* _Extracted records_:
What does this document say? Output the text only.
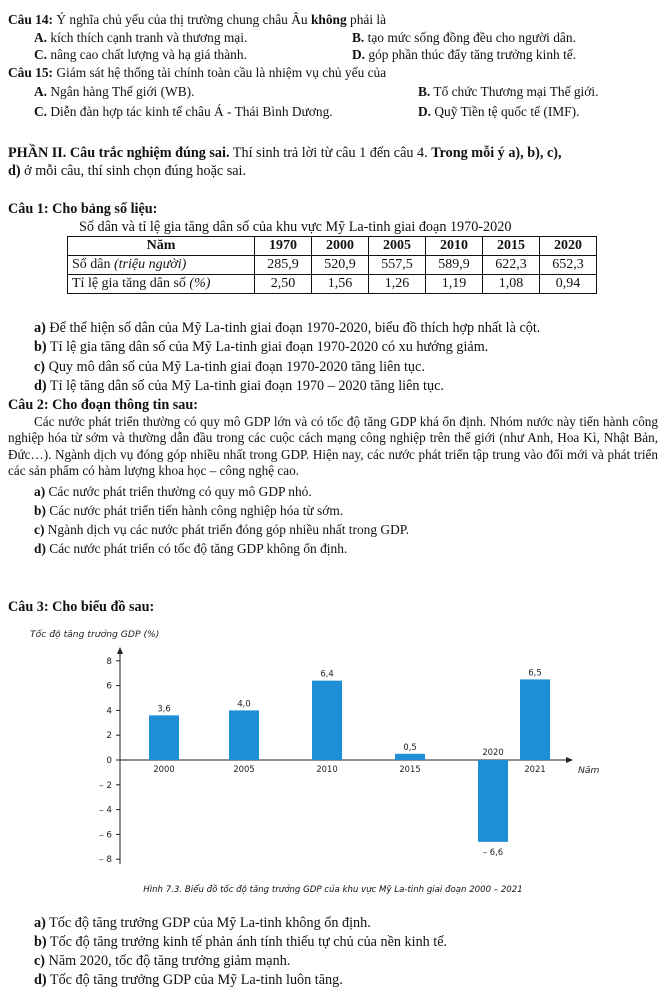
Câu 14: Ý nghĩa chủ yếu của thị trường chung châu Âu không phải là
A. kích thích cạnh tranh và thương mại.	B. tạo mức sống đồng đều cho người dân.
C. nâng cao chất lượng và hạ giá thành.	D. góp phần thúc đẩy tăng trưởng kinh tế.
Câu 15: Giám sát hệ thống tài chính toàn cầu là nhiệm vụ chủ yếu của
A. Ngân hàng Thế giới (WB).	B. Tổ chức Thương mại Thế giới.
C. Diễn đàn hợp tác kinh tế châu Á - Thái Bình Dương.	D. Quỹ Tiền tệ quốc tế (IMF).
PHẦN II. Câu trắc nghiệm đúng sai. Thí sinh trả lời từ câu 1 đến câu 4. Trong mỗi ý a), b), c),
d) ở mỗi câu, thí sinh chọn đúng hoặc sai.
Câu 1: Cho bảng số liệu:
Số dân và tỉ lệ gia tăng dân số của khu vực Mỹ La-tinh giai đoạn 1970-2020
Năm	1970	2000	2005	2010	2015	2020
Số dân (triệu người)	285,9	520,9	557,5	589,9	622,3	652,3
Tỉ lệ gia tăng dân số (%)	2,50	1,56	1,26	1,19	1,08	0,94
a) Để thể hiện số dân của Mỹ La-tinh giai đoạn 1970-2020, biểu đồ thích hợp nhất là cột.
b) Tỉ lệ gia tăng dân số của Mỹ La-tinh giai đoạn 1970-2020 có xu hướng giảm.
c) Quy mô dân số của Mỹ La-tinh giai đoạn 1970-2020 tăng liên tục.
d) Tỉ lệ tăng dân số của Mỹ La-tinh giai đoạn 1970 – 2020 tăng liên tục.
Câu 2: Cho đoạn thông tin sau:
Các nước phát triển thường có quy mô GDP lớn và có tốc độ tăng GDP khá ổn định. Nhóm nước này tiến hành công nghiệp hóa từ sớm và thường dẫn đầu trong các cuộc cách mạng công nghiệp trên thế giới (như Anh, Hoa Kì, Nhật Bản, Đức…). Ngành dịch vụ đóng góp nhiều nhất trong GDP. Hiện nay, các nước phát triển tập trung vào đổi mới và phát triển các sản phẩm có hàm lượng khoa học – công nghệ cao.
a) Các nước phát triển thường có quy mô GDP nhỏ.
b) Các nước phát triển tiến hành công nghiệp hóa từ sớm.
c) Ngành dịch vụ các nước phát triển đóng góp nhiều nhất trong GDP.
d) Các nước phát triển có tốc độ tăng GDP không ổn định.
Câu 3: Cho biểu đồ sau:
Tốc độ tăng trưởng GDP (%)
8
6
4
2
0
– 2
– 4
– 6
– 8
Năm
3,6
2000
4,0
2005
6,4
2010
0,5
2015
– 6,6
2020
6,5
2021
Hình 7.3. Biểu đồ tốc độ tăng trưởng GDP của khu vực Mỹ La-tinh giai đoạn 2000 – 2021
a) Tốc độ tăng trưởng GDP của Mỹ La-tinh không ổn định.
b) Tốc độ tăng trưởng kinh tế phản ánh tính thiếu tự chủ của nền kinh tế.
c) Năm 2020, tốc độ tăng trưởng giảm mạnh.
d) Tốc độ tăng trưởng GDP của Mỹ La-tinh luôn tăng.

--

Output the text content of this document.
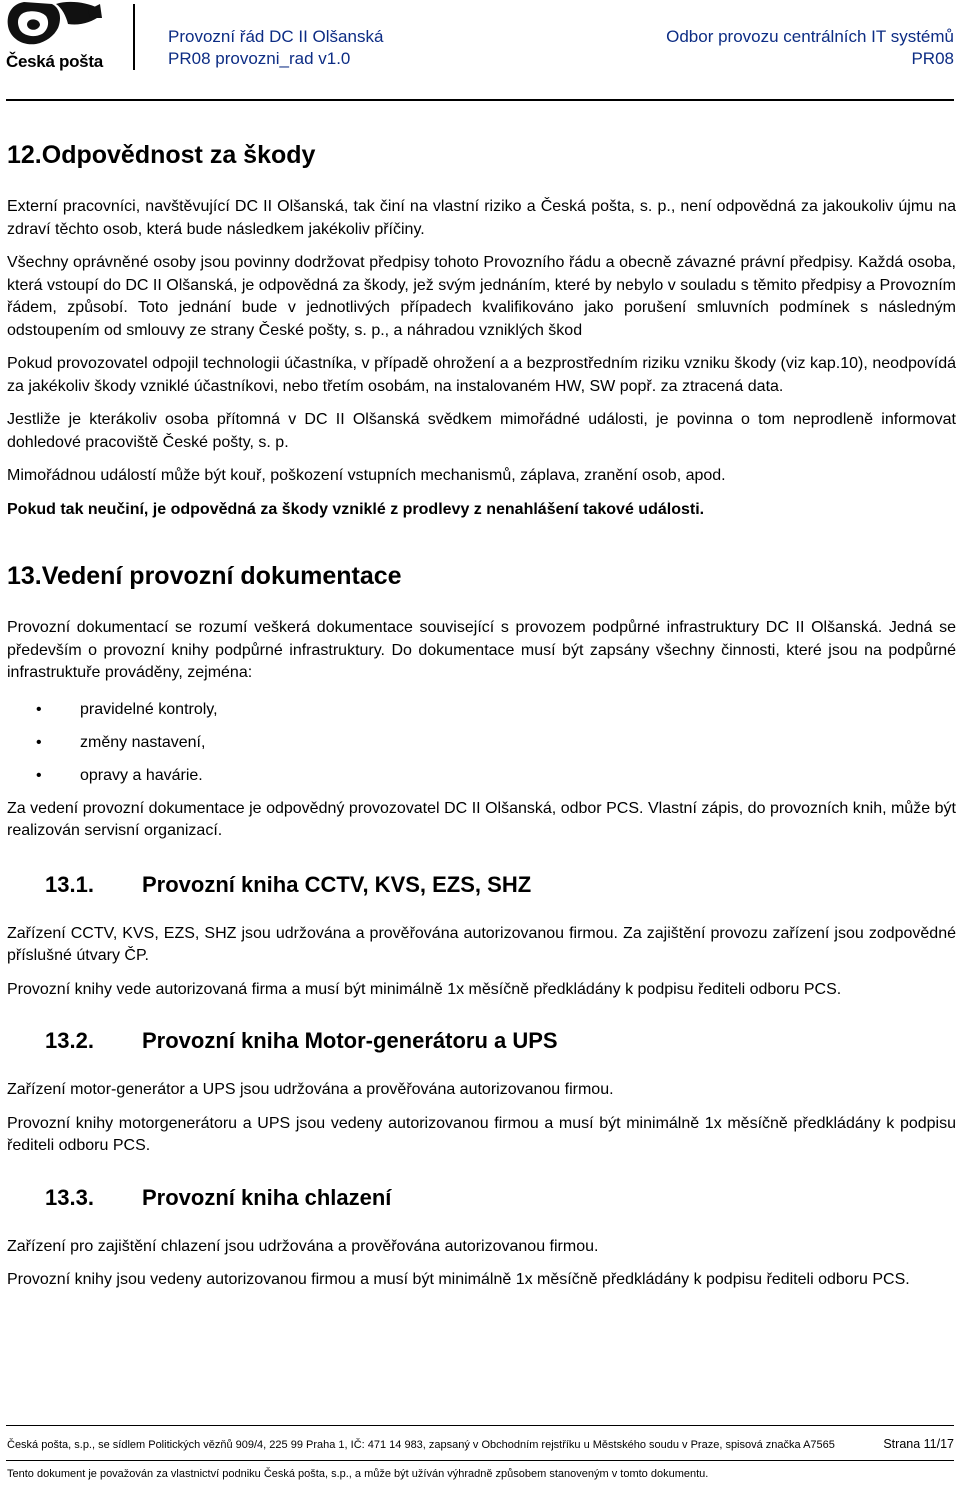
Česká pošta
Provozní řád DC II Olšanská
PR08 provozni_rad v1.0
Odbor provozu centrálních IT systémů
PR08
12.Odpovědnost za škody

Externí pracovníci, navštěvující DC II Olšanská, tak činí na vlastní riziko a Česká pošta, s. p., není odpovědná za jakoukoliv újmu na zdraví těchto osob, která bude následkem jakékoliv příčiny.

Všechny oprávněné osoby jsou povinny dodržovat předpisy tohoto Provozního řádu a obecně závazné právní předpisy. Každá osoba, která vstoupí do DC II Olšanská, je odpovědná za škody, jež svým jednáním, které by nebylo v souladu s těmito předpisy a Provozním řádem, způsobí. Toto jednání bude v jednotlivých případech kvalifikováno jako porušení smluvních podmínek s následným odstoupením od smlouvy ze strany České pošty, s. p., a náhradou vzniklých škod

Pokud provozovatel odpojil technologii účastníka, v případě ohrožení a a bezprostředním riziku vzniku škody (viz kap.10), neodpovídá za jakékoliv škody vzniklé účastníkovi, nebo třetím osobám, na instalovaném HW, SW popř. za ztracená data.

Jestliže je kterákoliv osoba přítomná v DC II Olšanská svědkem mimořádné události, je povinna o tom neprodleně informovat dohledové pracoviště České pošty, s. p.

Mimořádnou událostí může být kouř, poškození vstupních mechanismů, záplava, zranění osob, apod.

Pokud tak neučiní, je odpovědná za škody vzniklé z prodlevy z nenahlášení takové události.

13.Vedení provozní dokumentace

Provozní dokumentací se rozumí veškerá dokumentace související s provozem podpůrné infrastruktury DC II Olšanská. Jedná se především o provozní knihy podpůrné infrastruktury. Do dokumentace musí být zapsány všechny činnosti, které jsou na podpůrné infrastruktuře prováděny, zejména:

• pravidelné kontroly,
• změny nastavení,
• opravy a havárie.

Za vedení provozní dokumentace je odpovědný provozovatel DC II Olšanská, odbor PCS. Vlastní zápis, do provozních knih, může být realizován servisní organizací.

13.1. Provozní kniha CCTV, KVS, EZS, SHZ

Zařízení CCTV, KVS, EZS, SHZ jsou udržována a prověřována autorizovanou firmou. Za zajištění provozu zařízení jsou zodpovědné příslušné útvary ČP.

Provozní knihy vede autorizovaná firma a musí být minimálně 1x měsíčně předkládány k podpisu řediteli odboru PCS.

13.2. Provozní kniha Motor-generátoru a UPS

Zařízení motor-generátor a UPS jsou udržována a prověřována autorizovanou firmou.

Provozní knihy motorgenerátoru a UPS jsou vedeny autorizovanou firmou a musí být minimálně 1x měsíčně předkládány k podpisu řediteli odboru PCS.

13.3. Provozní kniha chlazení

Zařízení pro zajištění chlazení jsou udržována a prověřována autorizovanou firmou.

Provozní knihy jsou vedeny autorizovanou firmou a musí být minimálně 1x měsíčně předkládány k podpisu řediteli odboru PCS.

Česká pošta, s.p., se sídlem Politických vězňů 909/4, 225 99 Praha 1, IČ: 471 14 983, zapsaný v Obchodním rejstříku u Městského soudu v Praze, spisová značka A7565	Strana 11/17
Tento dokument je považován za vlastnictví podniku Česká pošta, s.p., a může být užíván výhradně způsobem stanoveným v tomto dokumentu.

* _Goal_: Copy every line of the listing that contains the word "đúng".

* _Task answer_:
PHẦN II. Câu trắc nghiệm đúng sai. Thí sinh trả lời từ câu 1 đến câu 4. Trong mỗi ý a), b), c),
d) ở mỗi câu, thí sinh chọn đúng hoặc sai.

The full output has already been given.